### The problem
State how many lines of the entries below hold the word "dans"; reply with nothing but the number.

### Dataset content

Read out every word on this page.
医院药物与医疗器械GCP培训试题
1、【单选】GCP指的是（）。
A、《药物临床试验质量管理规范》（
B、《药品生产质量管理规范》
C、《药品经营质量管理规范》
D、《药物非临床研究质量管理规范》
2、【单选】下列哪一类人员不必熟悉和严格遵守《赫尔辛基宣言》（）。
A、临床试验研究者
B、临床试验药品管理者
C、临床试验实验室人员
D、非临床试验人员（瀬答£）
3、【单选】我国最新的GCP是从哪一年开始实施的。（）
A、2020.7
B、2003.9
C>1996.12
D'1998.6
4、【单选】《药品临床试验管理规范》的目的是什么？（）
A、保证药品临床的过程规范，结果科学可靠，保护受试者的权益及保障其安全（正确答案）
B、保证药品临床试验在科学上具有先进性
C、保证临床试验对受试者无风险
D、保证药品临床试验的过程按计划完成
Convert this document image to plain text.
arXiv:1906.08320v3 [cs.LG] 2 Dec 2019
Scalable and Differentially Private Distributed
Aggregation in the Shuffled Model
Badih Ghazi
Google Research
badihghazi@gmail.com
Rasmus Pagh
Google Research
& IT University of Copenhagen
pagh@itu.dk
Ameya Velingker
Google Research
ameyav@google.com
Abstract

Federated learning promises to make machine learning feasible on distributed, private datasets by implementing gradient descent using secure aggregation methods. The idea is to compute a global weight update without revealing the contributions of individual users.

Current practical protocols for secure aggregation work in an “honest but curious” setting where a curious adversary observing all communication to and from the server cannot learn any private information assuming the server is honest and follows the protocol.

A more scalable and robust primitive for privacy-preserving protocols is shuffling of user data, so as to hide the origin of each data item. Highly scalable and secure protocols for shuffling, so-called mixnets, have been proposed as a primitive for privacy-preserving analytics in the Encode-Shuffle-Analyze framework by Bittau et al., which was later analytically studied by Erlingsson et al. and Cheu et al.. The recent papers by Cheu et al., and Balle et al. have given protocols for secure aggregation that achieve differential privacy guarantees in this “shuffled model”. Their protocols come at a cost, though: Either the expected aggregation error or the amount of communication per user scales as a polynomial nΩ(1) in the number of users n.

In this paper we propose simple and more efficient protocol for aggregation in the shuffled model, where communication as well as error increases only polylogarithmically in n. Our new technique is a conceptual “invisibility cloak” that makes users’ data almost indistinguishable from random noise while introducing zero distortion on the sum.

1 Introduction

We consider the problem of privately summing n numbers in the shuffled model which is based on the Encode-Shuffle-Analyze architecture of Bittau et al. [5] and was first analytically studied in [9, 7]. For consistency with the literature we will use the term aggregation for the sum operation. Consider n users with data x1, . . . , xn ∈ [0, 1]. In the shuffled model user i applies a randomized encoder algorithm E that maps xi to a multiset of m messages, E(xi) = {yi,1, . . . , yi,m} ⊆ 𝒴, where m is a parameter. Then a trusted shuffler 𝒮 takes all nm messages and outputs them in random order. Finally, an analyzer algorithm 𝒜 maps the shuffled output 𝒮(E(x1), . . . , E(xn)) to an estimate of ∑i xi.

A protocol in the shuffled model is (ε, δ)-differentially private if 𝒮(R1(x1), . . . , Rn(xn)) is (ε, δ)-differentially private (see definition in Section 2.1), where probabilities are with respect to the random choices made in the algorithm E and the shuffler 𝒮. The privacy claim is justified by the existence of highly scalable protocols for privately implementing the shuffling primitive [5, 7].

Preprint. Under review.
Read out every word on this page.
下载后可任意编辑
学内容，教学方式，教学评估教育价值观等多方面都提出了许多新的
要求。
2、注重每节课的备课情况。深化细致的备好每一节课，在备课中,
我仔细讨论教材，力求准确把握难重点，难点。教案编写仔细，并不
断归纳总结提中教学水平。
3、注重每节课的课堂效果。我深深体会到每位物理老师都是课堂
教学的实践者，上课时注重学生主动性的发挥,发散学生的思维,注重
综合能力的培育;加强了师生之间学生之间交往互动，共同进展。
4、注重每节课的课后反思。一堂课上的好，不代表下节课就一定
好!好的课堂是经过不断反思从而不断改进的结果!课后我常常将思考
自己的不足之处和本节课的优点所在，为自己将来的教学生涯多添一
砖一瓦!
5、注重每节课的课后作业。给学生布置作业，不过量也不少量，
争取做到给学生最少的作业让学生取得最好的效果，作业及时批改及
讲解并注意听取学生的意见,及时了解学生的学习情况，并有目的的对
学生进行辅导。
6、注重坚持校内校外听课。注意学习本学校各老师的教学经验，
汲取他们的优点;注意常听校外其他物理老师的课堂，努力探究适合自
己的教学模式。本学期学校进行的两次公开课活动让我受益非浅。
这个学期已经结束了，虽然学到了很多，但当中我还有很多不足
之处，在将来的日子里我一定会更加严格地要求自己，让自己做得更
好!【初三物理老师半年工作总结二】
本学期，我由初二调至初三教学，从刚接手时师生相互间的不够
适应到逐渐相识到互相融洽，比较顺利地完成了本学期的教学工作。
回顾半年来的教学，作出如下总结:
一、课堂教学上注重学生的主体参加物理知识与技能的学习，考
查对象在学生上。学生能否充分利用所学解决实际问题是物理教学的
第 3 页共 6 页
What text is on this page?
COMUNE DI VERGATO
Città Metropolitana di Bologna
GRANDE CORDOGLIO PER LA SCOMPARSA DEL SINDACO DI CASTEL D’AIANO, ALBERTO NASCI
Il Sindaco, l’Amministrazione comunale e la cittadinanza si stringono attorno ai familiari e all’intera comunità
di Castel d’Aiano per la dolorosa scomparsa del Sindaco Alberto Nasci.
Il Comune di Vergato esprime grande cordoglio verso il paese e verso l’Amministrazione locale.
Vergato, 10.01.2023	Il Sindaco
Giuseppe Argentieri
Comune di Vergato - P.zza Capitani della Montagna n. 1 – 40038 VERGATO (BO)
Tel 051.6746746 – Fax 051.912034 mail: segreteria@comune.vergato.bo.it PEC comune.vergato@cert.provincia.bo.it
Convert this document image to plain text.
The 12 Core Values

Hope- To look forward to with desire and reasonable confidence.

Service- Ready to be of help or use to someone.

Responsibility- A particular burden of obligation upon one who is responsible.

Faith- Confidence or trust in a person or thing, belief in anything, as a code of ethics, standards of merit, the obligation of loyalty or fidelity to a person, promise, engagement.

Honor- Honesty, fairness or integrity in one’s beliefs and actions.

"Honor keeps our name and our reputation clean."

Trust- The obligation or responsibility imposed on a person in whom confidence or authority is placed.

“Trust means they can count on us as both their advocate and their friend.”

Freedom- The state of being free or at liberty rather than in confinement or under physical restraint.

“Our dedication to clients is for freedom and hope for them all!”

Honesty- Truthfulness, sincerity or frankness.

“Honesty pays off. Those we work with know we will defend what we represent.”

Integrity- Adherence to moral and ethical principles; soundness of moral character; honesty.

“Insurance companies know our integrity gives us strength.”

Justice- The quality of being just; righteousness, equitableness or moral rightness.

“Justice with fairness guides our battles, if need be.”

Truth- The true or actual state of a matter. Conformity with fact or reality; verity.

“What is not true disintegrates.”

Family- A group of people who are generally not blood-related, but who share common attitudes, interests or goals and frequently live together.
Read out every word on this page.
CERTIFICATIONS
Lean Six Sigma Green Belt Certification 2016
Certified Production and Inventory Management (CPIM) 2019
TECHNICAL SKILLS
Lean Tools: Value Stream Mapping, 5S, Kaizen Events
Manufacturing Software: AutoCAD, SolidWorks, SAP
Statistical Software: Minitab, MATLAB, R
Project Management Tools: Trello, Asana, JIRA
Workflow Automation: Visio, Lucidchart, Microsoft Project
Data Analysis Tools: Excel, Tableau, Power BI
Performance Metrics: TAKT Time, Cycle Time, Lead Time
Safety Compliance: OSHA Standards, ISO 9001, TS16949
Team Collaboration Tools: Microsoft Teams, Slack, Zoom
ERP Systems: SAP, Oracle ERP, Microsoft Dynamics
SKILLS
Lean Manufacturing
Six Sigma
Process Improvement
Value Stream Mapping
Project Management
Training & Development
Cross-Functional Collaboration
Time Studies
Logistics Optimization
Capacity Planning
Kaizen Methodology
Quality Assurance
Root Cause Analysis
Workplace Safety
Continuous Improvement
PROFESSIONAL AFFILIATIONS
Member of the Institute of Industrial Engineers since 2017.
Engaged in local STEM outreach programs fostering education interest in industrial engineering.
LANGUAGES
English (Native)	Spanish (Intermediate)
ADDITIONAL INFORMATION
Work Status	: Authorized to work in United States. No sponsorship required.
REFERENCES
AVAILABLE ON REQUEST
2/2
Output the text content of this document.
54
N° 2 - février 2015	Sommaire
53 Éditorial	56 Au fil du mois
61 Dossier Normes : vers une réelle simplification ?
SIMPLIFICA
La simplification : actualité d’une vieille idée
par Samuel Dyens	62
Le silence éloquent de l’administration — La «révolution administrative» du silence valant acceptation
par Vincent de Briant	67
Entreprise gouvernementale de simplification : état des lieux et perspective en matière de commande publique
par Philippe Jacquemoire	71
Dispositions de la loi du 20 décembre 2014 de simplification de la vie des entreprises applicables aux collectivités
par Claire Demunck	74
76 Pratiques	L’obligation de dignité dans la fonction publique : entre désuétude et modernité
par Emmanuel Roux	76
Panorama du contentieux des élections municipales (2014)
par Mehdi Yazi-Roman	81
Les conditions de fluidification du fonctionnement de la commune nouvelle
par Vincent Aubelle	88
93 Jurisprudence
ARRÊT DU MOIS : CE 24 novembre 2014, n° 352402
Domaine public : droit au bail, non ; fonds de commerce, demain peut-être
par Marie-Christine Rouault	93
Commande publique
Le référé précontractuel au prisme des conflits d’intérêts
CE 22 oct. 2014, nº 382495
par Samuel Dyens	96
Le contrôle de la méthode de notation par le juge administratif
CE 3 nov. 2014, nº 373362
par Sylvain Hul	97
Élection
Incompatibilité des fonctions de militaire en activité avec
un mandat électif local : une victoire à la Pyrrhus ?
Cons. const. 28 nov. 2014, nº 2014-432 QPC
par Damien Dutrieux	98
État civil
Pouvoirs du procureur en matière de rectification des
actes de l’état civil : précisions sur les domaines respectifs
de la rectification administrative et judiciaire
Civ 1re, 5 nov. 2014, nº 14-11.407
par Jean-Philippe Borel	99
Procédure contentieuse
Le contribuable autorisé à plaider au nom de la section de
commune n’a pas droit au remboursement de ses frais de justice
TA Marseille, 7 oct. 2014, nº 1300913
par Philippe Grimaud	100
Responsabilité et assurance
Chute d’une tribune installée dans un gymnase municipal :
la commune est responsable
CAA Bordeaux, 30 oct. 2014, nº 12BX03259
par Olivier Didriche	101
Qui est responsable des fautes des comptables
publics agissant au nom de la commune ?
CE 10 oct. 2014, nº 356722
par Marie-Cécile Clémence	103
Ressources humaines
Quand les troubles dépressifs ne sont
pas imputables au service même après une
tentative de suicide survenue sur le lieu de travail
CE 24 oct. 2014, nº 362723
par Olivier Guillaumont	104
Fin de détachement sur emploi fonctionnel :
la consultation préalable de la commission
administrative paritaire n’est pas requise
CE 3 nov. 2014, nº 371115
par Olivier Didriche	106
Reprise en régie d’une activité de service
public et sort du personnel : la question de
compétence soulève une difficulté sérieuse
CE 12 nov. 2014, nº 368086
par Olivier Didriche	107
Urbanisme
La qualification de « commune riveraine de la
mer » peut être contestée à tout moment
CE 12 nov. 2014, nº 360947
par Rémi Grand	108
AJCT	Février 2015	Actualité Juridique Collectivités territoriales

### Correct response
2